**Task prompt**
Copy out the entries below without any change, from the line containing "- program-list: 근태관리" through the line containing "- programs-right-line: - 임직원이", with both of those lines included.

**Data in this exercise**
»»
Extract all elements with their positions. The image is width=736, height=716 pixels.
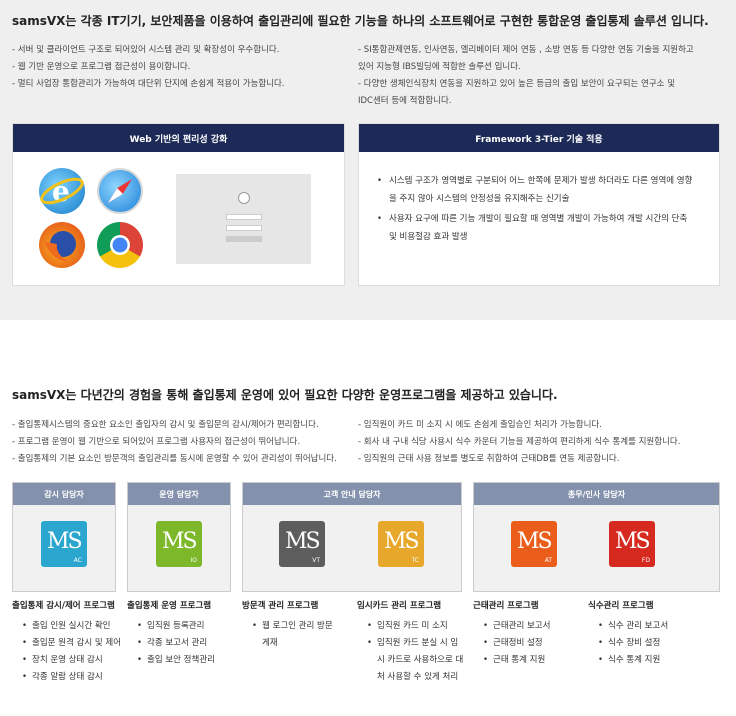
- program-list: 근태관리 보고서 근태정비 설정 근태 통계 지원: [483, 618, 583, 669]
- intro-right-line: 있어 지능형 IBS빌딩에 적합한 솔루션 입니다.: [358, 62, 521, 72]
- list-item: 임직원 카드 분실 시 임시 카드로 사용하으로 대처 사용할 수 있게 처리: [367, 635, 465, 686]
- list-item: 출입 인원 실시간 확인: [22, 618, 122, 635]
- list-item: 식수 장비 설정: [598, 635, 718, 652]
- programs-right-line: - 임직원이 카드 미 소지 시 에도 손쉽게 출입승인 처리가 가능합니다.: [358, 420, 602, 430]
- list-item: 출입 보안 정책관리: [137, 652, 237, 669]
- programs-headline: samsVX는 다년간의 경험을 통해 출입통제 운영에 있어 필요한 다양한 …: [12, 388, 558, 402]
- program-list: 식수 관리 보고서 식수 장비 설정 식수 통계 지원: [598, 618, 718, 669]
- programs-right-line: - 회사 내 구내 식당 사용시 식수 카운터 기능을 제공하여 편리하게 식수…: [358, 437, 681, 447]
- intro-right-text: - SI통합관제연동, 인사연동, 엘리베이터 제어 연동 , 소방 연동 등 …: [358, 42, 728, 110]
- list-item: 장치 운영 상태 감시: [22, 652, 122, 669]
- programs-left-line: - 출입통제의 기본 요소인 방문객의 출입관리를 동시에 운영할 수 있어 관…: [12, 454, 337, 464]
- tile-label: MS: [517, 529, 553, 554]
- framework-list: 시스템 구조가 영역별로 구분되어 어느 한쪽에 문제가 발생 하더라도 다른 …: [377, 172, 697, 248]
- programs-right-line: - 임직원의 근태 사용 정보를 별도로 취합하여 근태DB를 연동 제공합니다…: [358, 454, 620, 464]
- tile-label: MS: [615, 529, 651, 554]
- list-item: 임직원 카드 미 소지: [367, 618, 465, 635]
- mock-button: [226, 236, 262, 242]
- list-item: 식수 통계 지원: [598, 652, 718, 669]
- role-card-title: 총무/인사 담당자: [474, 483, 719, 505]
- list-item: 시스템 구조가 영역별로 구분되어 어느 한쪽에 문제가 발생 하더라도 다른 …: [377, 172, 697, 208]
- ms-vt-icon: MS VT: [279, 521, 325, 567]
- role-card-title: 고객 안내 담당자: [243, 483, 461, 505]
- program-title: 출입통제 운영 프로그램: [127, 601, 212, 611]
- ms-ac-icon: MS AC: [41, 521, 87, 567]
- list-item: 임직원 등록관리: [137, 618, 237, 635]
- role-card-hr: 총무/인사 담당자 MS AT MS FD: [473, 482, 720, 592]
- intro-right-line: - 다양한 생체인식장치 연동을 지원하고 있어 높은 등급의 출입 보안이 요…: [358, 79, 676, 89]
- login-mockup-image: [176, 174, 311, 264]
- list-item: 근태정비 설정: [483, 635, 583, 652]
- program-title: 근태관리 프로그램: [473, 601, 539, 611]
- tile-code: FD: [641, 557, 650, 564]
- role-card-operation: 운영 담당자 MS IO: [127, 482, 231, 592]
- programs-left-text: - 출입통제시스템의 중요한 요소인 출입자의 감시 및 출입문의 감시/제어가…: [12, 417, 357, 468]
- web-panel-title: Web 기반의 편리성 강화: [13, 124, 344, 152]
- program-list: 출입 인원 실시간 확인 출입문 원격 감시 및 제어 장치 운영 상태 감시 …: [22, 618, 122, 686]
- role-card-title: 운영 담당자: [128, 483, 230, 505]
- safari-icon: [97, 168, 143, 214]
- program-title: 방문객 관리 프로그램: [242, 601, 319, 611]
- program-title: 출입통제 감시/제어 프로그램: [12, 601, 115, 611]
- intro-section: samsVX는 각종 IT기기, 보안제품을 이용하여 출입관리에 필요한 기능…: [0, 0, 736, 320]
- list-item: 근태 통계 지원: [483, 652, 583, 669]
- tile-label: MS: [384, 529, 420, 554]
- role-card-monitor: 감시 담당자 MS AC: [12, 482, 116, 592]
- program-list: 임직원 등록관리 각종 보고서 관리 출입 보안 정책관리: [137, 618, 237, 669]
- tile-label: MS: [47, 529, 83, 554]
- intro-headline: samsVX는 각종 IT기기, 보안제품을 이용하여 출입관리에 필요한 기능…: [12, 14, 709, 28]
- programs-right-text: - 임직원이 카드 미 소지 시 에도 손쉽게 출입승인 처리가 가능합니다. …: [358, 417, 728, 468]
- list-item: 각종 보고서 관리: [137, 635, 237, 652]
- user-avatar-icon: [238, 192, 250, 204]
- list-item: 근태관리 보고서: [483, 618, 583, 635]
- ms-at-icon: MS AT: [511, 521, 557, 567]
- list-item: 웹 로그인 관리 방문게재: [252, 618, 340, 652]
- intro-left-line: - 멀티 사업장 통합관리가 가능하여 대단위 단지에 손쉽게 적용이 가능합니…: [12, 79, 285, 89]
- tile-code: AC: [73, 557, 82, 564]
- intro-right-line: IDC센터 등에 적합합니다.: [358, 96, 452, 106]
- web-panel: Web 기반의 편리성 강화 e: [12, 123, 345, 286]
- list-item: 각종 알람 상태 감시: [22, 669, 122, 686]
- ms-fd-icon: MS FD: [609, 521, 655, 567]
- tile-code: AT: [544, 557, 552, 564]
- framework-panel-title: Framework 3-Tier 기술 적용: [359, 124, 719, 152]
- mock-input: [226, 214, 262, 220]
- ie-icon: e: [39, 168, 85, 214]
- program-list: 웹 로그인 관리 방문게재: [252, 618, 340, 652]
- tile-code: TC: [411, 557, 419, 564]
- programs-left-line: - 프로그램 운영이 웹 기반으로 되어있어 프로그램 사용자의 접근성이 뛰어…: [12, 437, 301, 447]
- intro-right-line: - SI통합관제연동, 인사연동, 엘리베이터 제어 연동 , 소방 연동 등 …: [358, 45, 694, 55]
- programs-left-line: - 출입통제시스템의 중요한 요소인 출입자의 감시 및 출입문의 감시/제어가…: [12, 420, 319, 430]
- program-list: 임직원 카드 미 소지 임직원 카드 분실 시 임시 카드로 사용하으로 대처 …: [367, 618, 465, 686]
- intro-left-text: - 서버 및 클라이언트 구조로 되어있어 시스템 관리 및 확장성이 우수합니…: [12, 42, 352, 93]
- chrome-icon: [97, 222, 143, 268]
- role-card-guest: 고객 안내 담당자 MS VT MS TC: [242, 482, 462, 592]
- framework-panel: Framework 3-Tier 기술 적용 시스템 구조가 영역별로 구분되어…: [358, 123, 720, 286]
- intro-left-line: - 서버 및 클라이언트 구조로 되어있어 시스템 관리 및 확장성이 우수합니…: [12, 45, 280, 55]
- list-item: 식수 관리 보고서: [598, 618, 718, 635]
- intro-left-line: - 웹 기반 운영으로 프로그램 접근성이 용이합니다.: [12, 62, 191, 72]
- browser-icons: e: [39, 168, 149, 268]
- ms-tc-icon: MS TC: [378, 521, 424, 567]
- ms-io-icon: MS IO: [156, 521, 202, 567]
- tile-label: MS: [285, 529, 321, 554]
- program-title: 임시카드 관리 프로그램: [357, 601, 442, 611]
- role-card-title: 감시 담당자: [13, 483, 115, 505]
- list-item: 출입문 원격 감시 및 제어: [22, 635, 122, 652]
- tile-code: IO: [190, 557, 198, 564]
- tile-code: VT: [312, 557, 320, 564]
- mock-input: [226, 225, 262, 231]
- firefox-icon: [39, 222, 85, 268]
- list-item: 사용자 요구에 따른 기능 개발이 필요할 때 영역별 개발이 가능하여 개발 …: [377, 210, 697, 246]
- program-title: 식수관리 프로그램: [588, 601, 654, 611]
- tile-label: MS: [162, 529, 198, 554]
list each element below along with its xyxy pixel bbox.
««
**Correct answer**
- program-list: 근태관리 보고서 근태정비 설정 근태 통계 지원: [483, 618, 583, 669]
- intro-right-line: 있어 지능형 IBS빌딩에 적합한 솔루션 입니다.: [358, 62, 521, 72]
- list-item: 임직원 카드 분실 시 임시 카드로 사용하으로 대처 사용할 수 있게 처리: [367, 635, 465, 686]
- list-item: 출입 인원 실시간 확인: [22, 618, 122, 635]
- list-item: 식수 장비 설정: [598, 635, 718, 652]
- programs-right-line: - 임직원이 카드 미 소지 시 에도 손쉽게 출입승인 처리가 가능합니다.: [358, 420, 602, 430]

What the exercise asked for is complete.